[REQUIREMENT]
Where the data below has the string "слѣдуетъ", return the whole line.

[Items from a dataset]
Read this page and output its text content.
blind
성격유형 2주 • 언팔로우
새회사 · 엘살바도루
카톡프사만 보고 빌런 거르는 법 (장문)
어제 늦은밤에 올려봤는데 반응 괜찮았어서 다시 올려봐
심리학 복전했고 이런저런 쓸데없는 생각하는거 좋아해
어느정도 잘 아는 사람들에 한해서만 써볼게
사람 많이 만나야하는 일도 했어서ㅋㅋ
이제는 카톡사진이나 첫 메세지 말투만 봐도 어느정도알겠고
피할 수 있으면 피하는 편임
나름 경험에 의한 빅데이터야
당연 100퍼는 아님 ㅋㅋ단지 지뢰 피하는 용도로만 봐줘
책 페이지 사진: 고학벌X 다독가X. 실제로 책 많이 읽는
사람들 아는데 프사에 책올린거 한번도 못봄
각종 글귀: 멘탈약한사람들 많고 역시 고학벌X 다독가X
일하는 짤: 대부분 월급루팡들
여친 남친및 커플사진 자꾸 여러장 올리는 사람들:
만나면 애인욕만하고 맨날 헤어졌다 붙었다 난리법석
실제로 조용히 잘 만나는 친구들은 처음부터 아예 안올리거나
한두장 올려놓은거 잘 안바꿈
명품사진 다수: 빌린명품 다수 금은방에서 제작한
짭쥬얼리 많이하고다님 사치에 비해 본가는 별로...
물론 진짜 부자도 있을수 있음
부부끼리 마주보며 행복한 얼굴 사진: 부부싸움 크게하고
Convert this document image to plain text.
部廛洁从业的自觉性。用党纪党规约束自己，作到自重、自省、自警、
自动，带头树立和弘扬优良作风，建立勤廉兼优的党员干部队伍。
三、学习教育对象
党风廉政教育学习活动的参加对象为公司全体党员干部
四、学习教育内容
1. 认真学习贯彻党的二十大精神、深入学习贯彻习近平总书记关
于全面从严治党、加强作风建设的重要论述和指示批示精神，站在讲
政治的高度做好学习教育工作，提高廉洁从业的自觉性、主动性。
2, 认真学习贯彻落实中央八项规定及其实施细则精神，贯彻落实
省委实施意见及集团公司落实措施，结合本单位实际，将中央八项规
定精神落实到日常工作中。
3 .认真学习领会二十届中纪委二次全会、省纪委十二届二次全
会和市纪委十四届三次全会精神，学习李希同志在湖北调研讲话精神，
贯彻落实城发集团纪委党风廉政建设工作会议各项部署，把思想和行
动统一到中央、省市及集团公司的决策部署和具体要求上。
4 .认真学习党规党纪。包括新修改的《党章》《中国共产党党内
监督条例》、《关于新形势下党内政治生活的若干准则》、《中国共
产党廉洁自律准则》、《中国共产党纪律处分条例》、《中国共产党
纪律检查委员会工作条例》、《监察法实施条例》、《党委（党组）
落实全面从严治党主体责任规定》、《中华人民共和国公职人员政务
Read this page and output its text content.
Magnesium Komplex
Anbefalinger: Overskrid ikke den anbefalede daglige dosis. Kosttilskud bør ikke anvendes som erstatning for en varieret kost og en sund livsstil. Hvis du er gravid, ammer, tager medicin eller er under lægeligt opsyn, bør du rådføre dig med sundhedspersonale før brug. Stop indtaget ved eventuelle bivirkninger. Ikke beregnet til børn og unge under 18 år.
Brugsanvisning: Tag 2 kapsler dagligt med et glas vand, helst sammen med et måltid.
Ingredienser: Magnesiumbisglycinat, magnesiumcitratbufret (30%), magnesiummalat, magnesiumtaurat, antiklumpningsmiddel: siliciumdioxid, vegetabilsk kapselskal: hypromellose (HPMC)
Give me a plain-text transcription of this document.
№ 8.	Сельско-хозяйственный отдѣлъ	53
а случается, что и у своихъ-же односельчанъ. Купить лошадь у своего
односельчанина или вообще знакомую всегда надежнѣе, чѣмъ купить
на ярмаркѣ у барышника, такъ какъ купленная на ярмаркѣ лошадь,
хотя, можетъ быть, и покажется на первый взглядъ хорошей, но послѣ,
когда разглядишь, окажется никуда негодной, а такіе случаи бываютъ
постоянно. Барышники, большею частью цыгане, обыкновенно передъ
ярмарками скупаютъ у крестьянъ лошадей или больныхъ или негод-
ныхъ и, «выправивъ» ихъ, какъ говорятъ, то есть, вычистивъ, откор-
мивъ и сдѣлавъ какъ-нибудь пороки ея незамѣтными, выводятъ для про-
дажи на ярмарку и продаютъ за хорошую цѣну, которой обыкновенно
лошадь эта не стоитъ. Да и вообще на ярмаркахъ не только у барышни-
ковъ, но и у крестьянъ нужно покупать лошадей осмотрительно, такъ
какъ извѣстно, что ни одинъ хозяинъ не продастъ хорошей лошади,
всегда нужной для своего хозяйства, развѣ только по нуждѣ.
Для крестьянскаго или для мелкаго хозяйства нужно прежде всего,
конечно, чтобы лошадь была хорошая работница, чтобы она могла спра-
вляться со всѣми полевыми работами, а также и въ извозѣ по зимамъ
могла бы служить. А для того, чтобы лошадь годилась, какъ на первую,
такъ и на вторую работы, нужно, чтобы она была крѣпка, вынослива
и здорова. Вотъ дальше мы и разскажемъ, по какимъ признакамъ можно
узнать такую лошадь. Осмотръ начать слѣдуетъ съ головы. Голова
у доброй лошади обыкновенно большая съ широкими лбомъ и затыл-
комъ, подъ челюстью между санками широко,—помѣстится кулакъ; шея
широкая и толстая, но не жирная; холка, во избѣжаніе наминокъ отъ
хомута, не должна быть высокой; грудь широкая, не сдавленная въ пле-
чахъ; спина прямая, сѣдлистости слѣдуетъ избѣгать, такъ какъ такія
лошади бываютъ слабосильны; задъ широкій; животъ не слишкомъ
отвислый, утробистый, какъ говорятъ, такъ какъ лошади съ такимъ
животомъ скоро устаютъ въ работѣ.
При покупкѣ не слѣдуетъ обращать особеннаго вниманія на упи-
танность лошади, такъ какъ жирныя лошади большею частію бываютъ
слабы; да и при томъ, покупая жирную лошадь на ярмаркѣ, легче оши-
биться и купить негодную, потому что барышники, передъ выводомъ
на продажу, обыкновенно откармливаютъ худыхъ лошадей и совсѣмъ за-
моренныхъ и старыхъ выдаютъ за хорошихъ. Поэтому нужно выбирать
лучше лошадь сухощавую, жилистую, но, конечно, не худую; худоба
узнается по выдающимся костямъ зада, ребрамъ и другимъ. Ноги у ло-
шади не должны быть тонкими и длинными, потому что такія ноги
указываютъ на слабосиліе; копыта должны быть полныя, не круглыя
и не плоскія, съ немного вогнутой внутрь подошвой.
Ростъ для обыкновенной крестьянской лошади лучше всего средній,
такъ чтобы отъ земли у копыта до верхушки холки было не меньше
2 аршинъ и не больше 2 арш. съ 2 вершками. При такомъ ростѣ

[TASK RESPONSE]
узнать такую лошадь. Осмотръ начать слѣдуетъ съ головы. Голова
чахъ; спина прямая, сѣдлистости слѣдуетъ избѣгать, такъ какъ такія
При покупкѣ не слѣдуетъ обращать особеннаго вниманія на упи-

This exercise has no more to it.